**Request:** Write down every entry below once more, exactly.

**Input rows:**
------------
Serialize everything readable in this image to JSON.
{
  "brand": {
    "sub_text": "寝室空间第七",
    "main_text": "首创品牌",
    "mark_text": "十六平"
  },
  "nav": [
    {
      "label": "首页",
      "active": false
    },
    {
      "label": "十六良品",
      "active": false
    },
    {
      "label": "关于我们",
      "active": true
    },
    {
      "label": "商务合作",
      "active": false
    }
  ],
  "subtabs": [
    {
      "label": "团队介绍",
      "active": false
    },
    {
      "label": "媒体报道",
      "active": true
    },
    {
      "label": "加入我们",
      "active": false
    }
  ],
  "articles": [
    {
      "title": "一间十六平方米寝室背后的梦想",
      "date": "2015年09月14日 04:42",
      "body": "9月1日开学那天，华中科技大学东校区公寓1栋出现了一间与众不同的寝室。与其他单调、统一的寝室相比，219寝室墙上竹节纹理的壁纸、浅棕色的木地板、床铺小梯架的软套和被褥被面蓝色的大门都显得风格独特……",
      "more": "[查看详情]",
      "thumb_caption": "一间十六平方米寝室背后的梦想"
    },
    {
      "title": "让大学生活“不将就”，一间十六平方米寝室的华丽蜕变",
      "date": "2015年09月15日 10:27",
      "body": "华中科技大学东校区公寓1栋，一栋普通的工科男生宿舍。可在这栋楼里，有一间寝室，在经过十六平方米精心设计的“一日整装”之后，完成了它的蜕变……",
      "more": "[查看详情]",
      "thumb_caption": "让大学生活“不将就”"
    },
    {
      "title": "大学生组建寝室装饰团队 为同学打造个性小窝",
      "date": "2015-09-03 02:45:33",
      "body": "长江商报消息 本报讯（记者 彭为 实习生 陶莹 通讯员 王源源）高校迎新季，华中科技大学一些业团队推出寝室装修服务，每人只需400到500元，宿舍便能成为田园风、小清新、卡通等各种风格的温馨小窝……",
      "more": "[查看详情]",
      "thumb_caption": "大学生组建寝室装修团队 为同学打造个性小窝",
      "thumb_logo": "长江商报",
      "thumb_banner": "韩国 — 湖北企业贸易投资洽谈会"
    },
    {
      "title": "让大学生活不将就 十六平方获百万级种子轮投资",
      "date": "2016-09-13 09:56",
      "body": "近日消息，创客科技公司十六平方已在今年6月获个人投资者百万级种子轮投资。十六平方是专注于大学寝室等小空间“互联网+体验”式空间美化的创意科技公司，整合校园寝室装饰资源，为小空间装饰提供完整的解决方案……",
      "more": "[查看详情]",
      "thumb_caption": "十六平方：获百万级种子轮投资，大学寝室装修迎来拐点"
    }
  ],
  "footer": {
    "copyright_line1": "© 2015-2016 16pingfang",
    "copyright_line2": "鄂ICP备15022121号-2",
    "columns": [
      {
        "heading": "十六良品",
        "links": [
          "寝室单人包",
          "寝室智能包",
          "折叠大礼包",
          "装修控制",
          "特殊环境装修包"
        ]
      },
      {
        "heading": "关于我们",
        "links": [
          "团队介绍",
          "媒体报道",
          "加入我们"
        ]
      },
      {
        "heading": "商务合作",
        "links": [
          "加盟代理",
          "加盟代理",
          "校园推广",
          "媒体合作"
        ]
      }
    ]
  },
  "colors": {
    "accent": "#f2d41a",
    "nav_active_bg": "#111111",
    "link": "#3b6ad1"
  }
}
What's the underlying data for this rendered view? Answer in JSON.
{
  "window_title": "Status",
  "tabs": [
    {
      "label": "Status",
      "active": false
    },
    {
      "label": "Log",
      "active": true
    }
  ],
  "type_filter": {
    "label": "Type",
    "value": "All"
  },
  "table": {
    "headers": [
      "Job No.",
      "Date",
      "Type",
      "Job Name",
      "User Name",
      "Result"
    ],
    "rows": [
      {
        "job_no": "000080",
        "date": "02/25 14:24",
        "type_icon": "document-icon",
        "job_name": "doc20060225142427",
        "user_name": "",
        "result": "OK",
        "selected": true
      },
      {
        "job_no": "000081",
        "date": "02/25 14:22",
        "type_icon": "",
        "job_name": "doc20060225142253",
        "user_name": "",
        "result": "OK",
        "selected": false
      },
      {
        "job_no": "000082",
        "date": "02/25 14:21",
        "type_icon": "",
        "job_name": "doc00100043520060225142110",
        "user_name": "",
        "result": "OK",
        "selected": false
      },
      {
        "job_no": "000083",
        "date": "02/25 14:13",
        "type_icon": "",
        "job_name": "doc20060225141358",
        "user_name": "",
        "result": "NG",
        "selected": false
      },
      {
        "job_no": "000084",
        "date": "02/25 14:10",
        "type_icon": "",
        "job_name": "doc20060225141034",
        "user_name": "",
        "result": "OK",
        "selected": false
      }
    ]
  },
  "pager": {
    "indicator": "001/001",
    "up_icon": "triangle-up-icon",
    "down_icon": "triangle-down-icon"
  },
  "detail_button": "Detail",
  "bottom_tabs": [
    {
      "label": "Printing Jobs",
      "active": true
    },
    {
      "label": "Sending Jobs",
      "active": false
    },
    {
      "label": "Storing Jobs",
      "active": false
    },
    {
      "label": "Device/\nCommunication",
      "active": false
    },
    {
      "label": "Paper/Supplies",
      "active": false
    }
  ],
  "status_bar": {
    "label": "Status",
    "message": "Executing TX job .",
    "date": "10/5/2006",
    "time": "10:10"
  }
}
------------
**Result of this task:**
Serialize everything readable in this image to JSON.
{
  "brand": {
    "sub_text": "寝室空间第七",
    "main_text": "首创品牌",
    "mark_text": "十六平"
  },
  "nav": [
    {
      "label": "首页",
      "active": false
    },
    {
      "label": "十六良品",
      "active": false
    },
    {
      "label": "关于我们",
      "active": true
    },
    {
      "label": "商务合作",
      "active": false
    }
  ],
  "subtabs": [
    {
      "label": "团队介绍",
      "active": false
    },
    {
      "label": "媒体报道",
      "active": true
    },
    {
      "label": "加入我们",
      "active": false
    }
  ],
  "articles": [
    {
      "title": "一间十六平方米寝室背后的梦想",
      "date": "2015年09月14日 04:42",
      "body": "9月1日开学那天，华中科技大学东校区公寓1栋出现了一间与众不同的寝室。与其他单调、统一的寝室相比，219寝室墙上竹节纹理的壁纸、浅棕色的木地板、床铺小梯架的软套和被褥被面蓝色的大门都显得风格独特……",
      "more": "[查看详情]",
      "thumb_caption": "一间十六平方米寝室背后的梦想"
    },
    {
      "title": "让大学生活“不将就”，一间十六平方米寝室的华丽蜕变",
      "date": "2015年09月15日 10:27",
      "body": "华中科技大学东校区公寓1栋，一栋普通的工科男生宿舍。可在这栋楼里，有一间寝室，在经过十六平方米精心设计的“一日整装”之后，完成了它的蜕变……",
      "more": "[查看详情]",
      "thumb_caption": "让大学生活“不将就”"
    },
    {
      "title": "大学生组建寝室装饰团队 为同学打造个性小窝",
      "date": "2015-09-03 02:45:33",
      "body": "长江商报消息 本报讯（记者 彭为 实习生 陶莹 通讯员 王源源）高校迎新季，华中科技大学一些业团队推出寝室装修服务，每人只需400到500元，宿舍便能成为田园风、小清新、卡通等各种风格的温馨小窝……",
      "more": "[查看详情]",
      "thumb_caption": "大学生组建寝室装修团队 为同学打造个性小窝",
      "thumb_logo": "长江商报",
      "thumb_banner": "韩国 — 湖北企业贸易投资洽谈会"
    },
    {
      "title": "让大学生活不将就 十六平方获百万级种子轮投资",
      "date": "2016-09-13 09:56",
      "body": "近日消息，创客科技公司十六平方已在今年6月获个人投资者百万级种子轮投资。十六平方是专注于大学寝室等小空间“互联网+体验”式空间美化的创意科技公司，整合校园寝室装饰资源，为小空间装饰提供完整的解决方案……",
      "more": "[查看详情]",
      "thumb_caption": "十六平方：获百万级种子轮投资，大学寝室装修迎来拐点"
    }
  ],
  "footer": {
    "copyright_line1": "© 2015-2016 16pingfang",
    "copyright_line2": "鄂ICP备15022121号-2",
    "columns": [
      {
        "heading": "十六良品",
        "links": [
          "寝室单人包",
          "寝室智能包",
          "折叠大礼包",
          "装修控制",
          "特殊环境装修包"
        ]
      },
      {
        "heading": "关于我们",
        "links": [
          "团队介绍",
          "媒体报道",
          "加入我们"
        ]
      },
      {
        "heading": "商务合作",
        "links": [
          "加盟代理",
          "加盟代理",
          "校园推广",
          "媒体合作"
        ]
      }
    ]
  },
  "colors": {
    "accent": "#f2d41a",
    "nav_active_bg": "#111111",
    "link": "#3b6ad1"
  }
}
What's the underlying data for this rendered view? Answer in JSON.
{
  "window_title": "Status",
  "tabs": [
    {
      "label": "Status",
      "active": false
    },
    {
      "label": "Log",
      "active": true
    }
  ],
  "type_filter": {
    "label": "Type",
    "value": "All"
  },
  "table": {
    "headers": [
      "Job No.",
      "Date",
      "Type",
      "Job Name",
      "User Name",
      "Result"
    ],
    "rows": [
      {
        "job_no": "000080",
        "date": "02/25 14:24",
        "type_icon": "document-icon",
        "job_name": "doc20060225142427",
        "user_name": "",
        "result": "OK",
        "selected": true
      },
      {
        "job_no": "000081",
        "date": "02/25 14:22",
        "type_icon": "",
        "job_name": "doc20060225142253",
        "user_name": "",
        "result": "OK",
        "selected": false
      },
      {
        "job_no": "000082",
        "date": "02/25 14:21",
        "type_icon": "",
        "job_name": "doc00100043520060225142110",
        "user_name": "",
        "result": "OK",
        "selected": false
      },
      {
        "job_no": "000083",
        "date": "02/25 14:13",
        "type_icon": "",
        "job_name": "doc20060225141358",
        "user_name": "",
        "result": "NG",
        "selected": false
      },
      {
        "job_no": "000084",
        "date": "02/25 14:10",
        "type_icon": "",
        "job_name": "doc20060225141034",
        "user_name": "",
        "result": "OK",
        "selected": false
      }
    ]
  },
  "pager": {
    "indicator": "001/001",
    "up_icon": "triangle-up-icon",
    "down_icon": "triangle-down-icon"
  },
  "detail_button": "Detail",
  "bottom_tabs": [
    {
      "label": "Printing Jobs",
      "active": true
    },
    {
      "label": "Sending Jobs",
      "active": false
    },
    {
      "label": "Storing Jobs",
      "active": false
    },
    {
      "label": "Device/\nCommunication",
      "active": false
    },
    {
      "label": "Paper/Supplies",
      "active": false
    }
  ],
  "status_bar": {
    "label": "Status",
    "message": "Executing TX job .",
    "date": "10/5/2006",
    "time": "10:10"
  }
}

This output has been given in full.